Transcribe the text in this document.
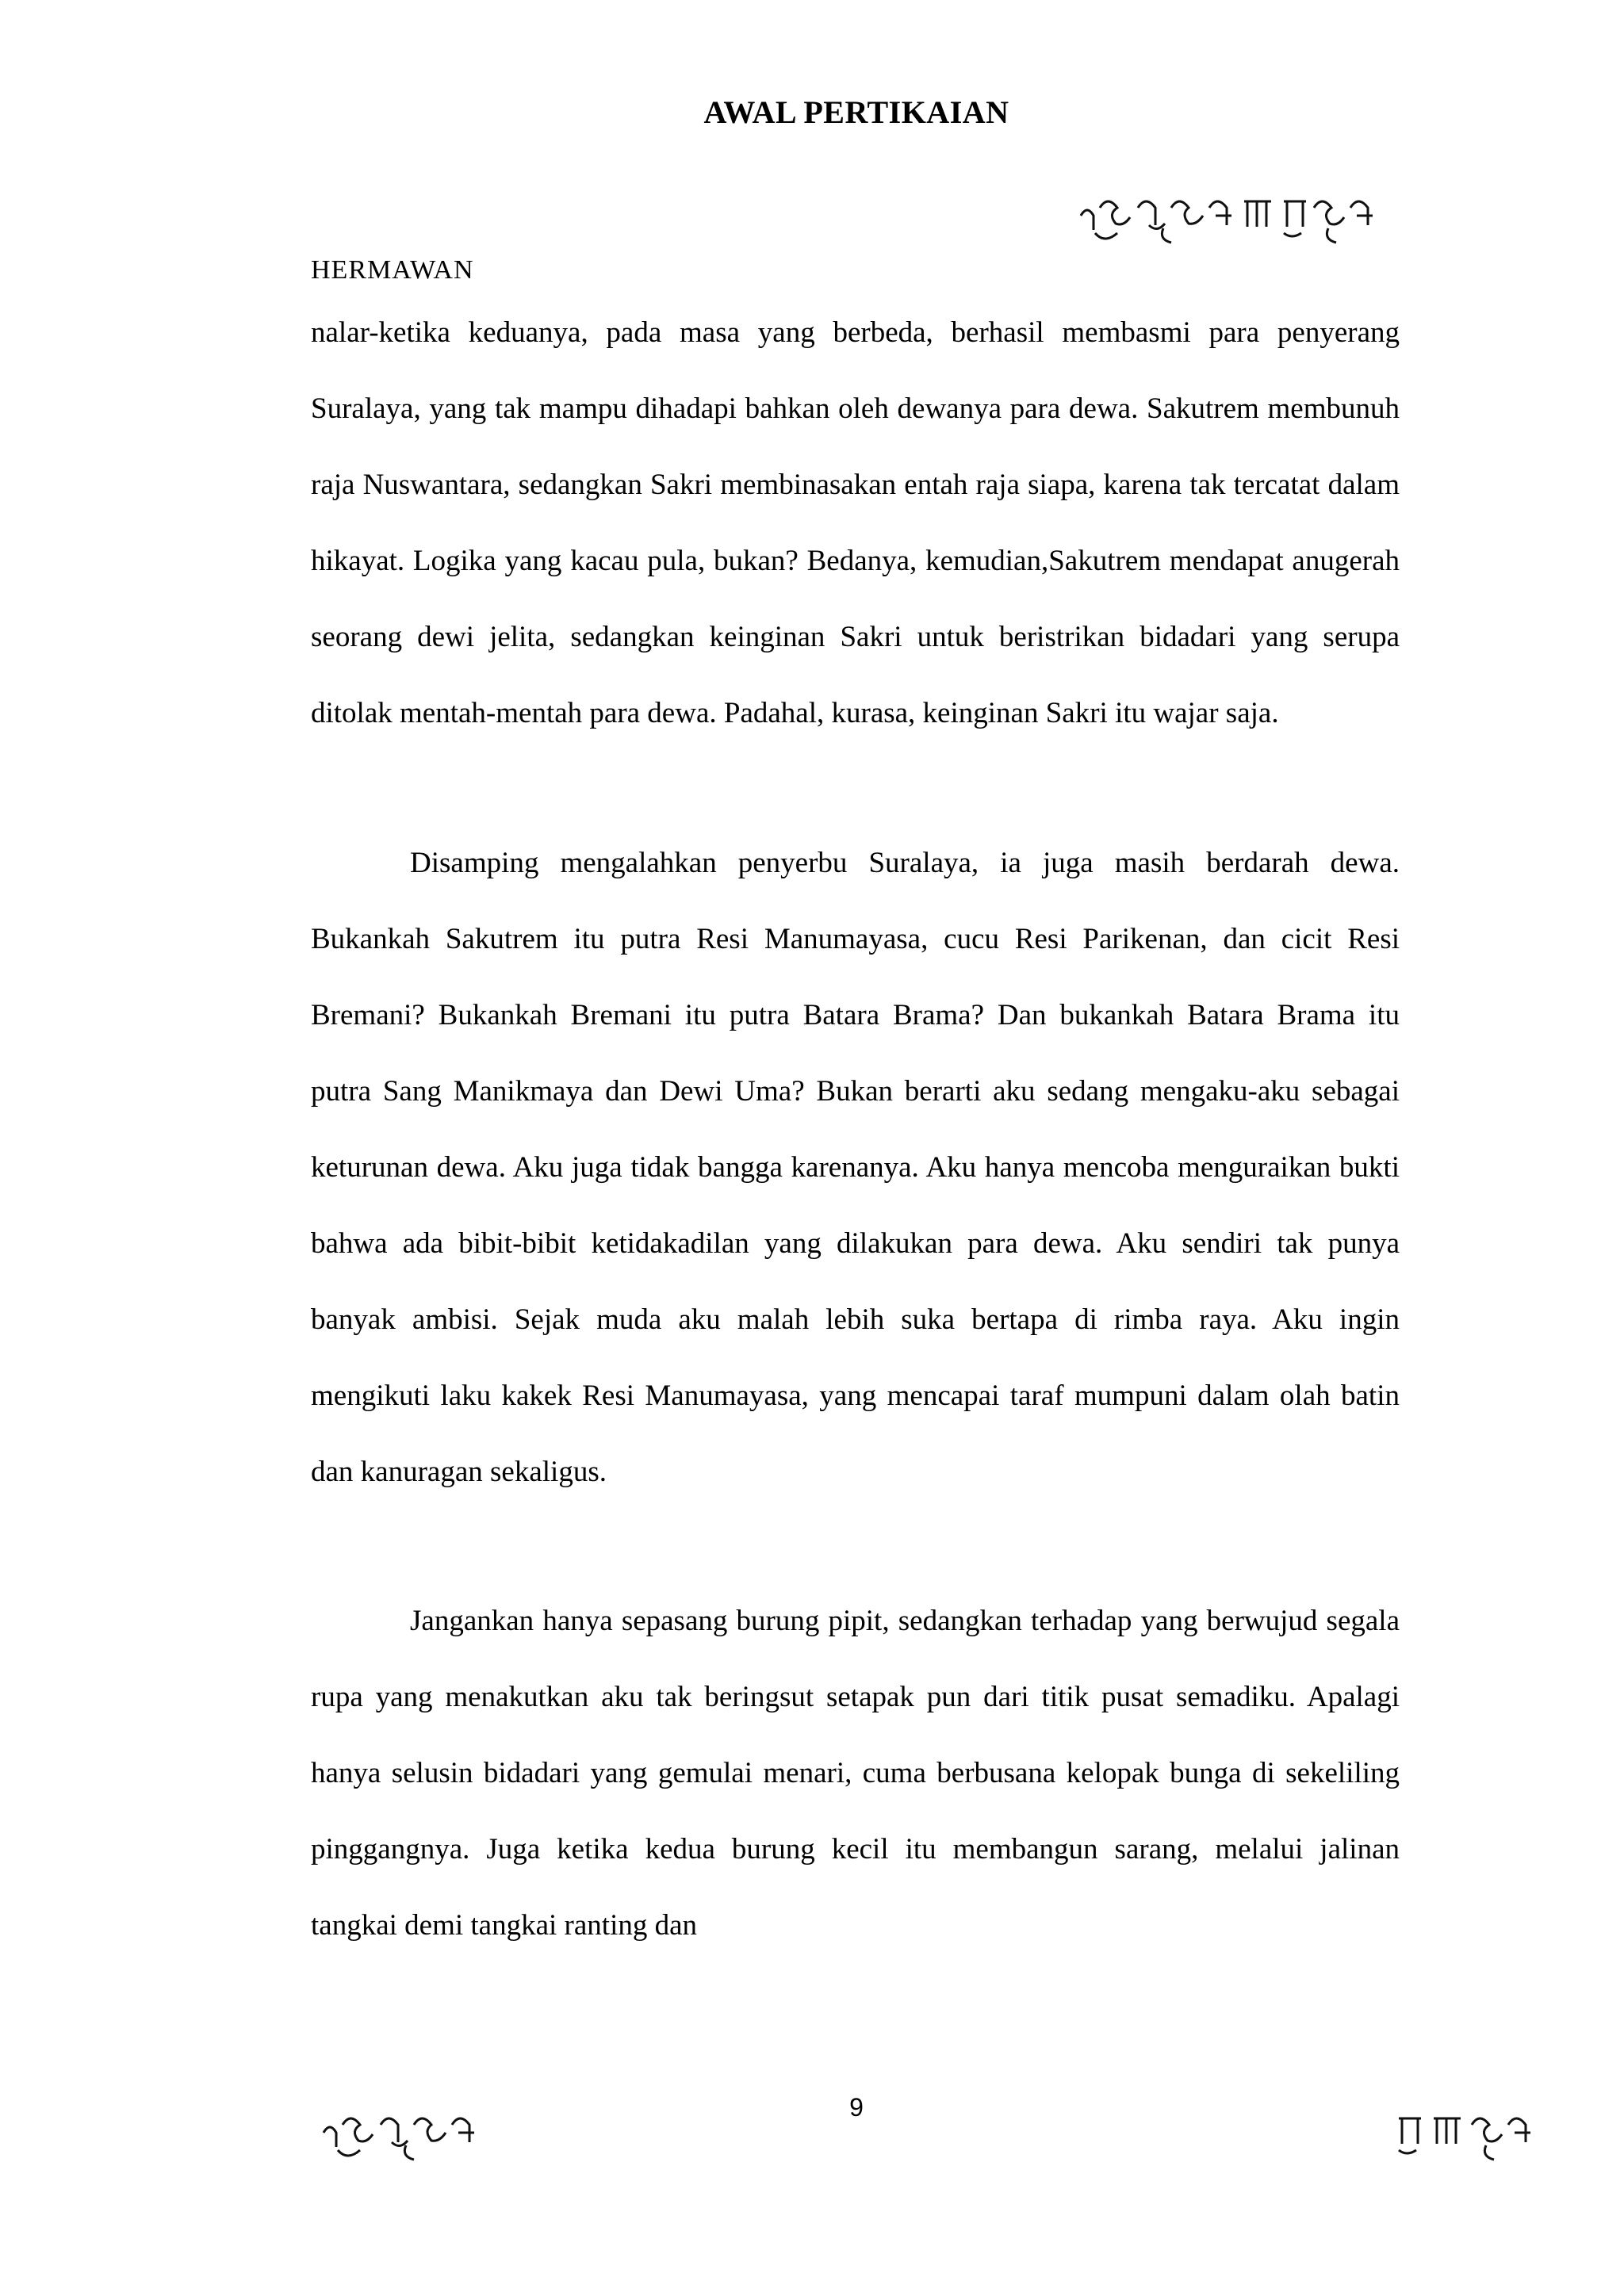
AWAL PERTIKAIAN
HERMAWAN

nalar-ketika keduanya, pada masa yang berbeda, berhasil membasmi para penyerang Suralaya, yang tak mampu dihadapi bahkan oleh dewanya para dewa. Sakutrem membunuh raja Nuswantara, sedangkan Sakri membinasakan entah raja siapa, karena tak tercatat dalam hikayat. Logika yang kacau pula, bukan? Bedanya, kemudian,Sakutrem mendapat anugerah seorang dewi jelita, sedangkan keinginan Sakri untuk beristrikan bidadari yang serupa ditolak mentah-mentah para dewa. Padahal, kurasa, keinginan Sakri itu wajar saja.

Disamping mengalahkan penyerbu Suralaya, ia juga masih berdarah dewa. Bukankah Sakutrem itu putra Resi Manumayasa, cucu Resi Parikenan, dan cicit Resi Bremani? Bukankah Bremani itu putra Batara Brama? Dan bukankah Batara Brama itu putra Sang Manikmaya dan Dewi Uma? Bukan berarti aku sedang mengaku-aku sebagai keturunan dewa. Aku juga tidak bangga karenanya. Aku hanya mencoba menguraikan bukti bahwa ada bibit-bibit ketidakadilan yang dilakukan para dewa. Aku sendiri tak punya banyak ambisi. Sejak muda aku malah lebih suka bertapa di rimba raya. Aku ingin mengikuti laku kakek Resi Manumayasa, yang mencapai taraf mumpuni dalam olah batin dan kanuragan sekaligus.

Jangankan hanya sepasang burung pipit, sedangkan terhadap yang berwujud segala rupa yang menakutkan aku tak beringsut setapak pun dari titik pusat semadiku. Apalagi hanya selusin bidadari yang gemulai menari, cuma berbusana kelopak bunga di sekeliling pinggangnya. Juga ketika kedua burung kecil itu membangun sarang, melalui jalinan tangkai demi tangkai ranting dan

9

+-------+

## Short problem:
All of the records above must be copied exactly, except for the pictures.

## Output for this exercise:
Transcribe the text in this document.
AWAL PERTIKAIAN
HERMAWAN

nalar-ketika keduanya, pada masa yang berbeda, berhasil membasmi para penyerang Suralaya, yang tak mampu dihadapi bahkan oleh dewanya para dewa. Sakutrem membunuh raja Nuswantara, sedangkan Sakri membinasakan entah raja siapa, karena tak tercatat dalam hikayat. Logika yang kacau pula, bukan? Bedanya, kemudian,Sakutrem mendapat anugerah seorang dewi jelita, sedangkan keinginan Sakri untuk beristrikan bidadari yang serupa ditolak mentah-mentah para dewa. Padahal, kurasa, keinginan Sakri itu wajar saja.

Disamping mengalahkan penyerbu Suralaya, ia juga masih berdarah dewa. Bukankah Sakutrem itu putra Resi Manumayasa, cucu Resi Parikenan, dan cicit Resi Bremani? Bukankah Bremani itu putra Batara Brama? Dan bukankah Batara Brama itu putra Sang Manikmaya dan Dewi Uma? Bukan berarti aku sedang mengaku-aku sebagai keturunan dewa. Aku juga tidak bangga karenanya. Aku hanya mencoba menguraikan bukti bahwa ada bibit-bibit ketidakadilan yang dilakukan para dewa. Aku sendiri tak punya banyak ambisi. Sejak muda aku malah lebih suka bertapa di rimba raya. Aku ingin mengikuti laku kakek Resi Manumayasa, yang mencapai taraf mumpuni dalam olah batin dan kanuragan sekaligus.

Jangankan hanya sepasang burung pipit, sedangkan terhadap yang berwujud segala rupa yang menakutkan aku tak beringsut setapak pun dari titik pusat semadiku. Apalagi hanya selusin bidadari yang gemulai menari, cuma berbusana kelopak bunga di sekeliling pinggangnya. Juga ketika kedua burung kecil itu membangun sarang, melalui jalinan tangkai demi tangkai ranting dan

9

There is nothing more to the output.